[Data excerpts]
^^^^
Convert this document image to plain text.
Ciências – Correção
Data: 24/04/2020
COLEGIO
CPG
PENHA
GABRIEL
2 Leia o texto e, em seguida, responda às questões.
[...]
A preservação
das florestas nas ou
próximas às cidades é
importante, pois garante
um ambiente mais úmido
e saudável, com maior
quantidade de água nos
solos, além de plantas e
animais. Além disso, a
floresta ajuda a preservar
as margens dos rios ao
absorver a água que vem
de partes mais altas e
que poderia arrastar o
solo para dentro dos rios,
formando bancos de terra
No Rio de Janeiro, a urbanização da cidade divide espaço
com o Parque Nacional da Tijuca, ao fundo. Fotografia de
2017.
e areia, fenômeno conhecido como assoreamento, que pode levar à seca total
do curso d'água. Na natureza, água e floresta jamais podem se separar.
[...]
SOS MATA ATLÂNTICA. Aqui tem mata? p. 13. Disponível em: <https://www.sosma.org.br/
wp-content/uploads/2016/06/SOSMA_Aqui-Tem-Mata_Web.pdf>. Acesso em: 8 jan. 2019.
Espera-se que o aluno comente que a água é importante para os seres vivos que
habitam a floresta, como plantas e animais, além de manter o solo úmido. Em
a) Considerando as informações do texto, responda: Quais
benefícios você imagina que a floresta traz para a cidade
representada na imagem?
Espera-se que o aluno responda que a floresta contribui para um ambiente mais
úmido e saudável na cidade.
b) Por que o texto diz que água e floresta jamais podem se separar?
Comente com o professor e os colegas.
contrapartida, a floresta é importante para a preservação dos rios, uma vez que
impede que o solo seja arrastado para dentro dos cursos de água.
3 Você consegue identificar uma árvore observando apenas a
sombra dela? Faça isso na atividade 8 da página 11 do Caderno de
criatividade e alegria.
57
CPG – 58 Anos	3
^^^^
▸ **Objective**
From the entries, report each line that includes the word "saudável".

▸ **The result**
e saudável, com maior
úmido e saudável na cidade.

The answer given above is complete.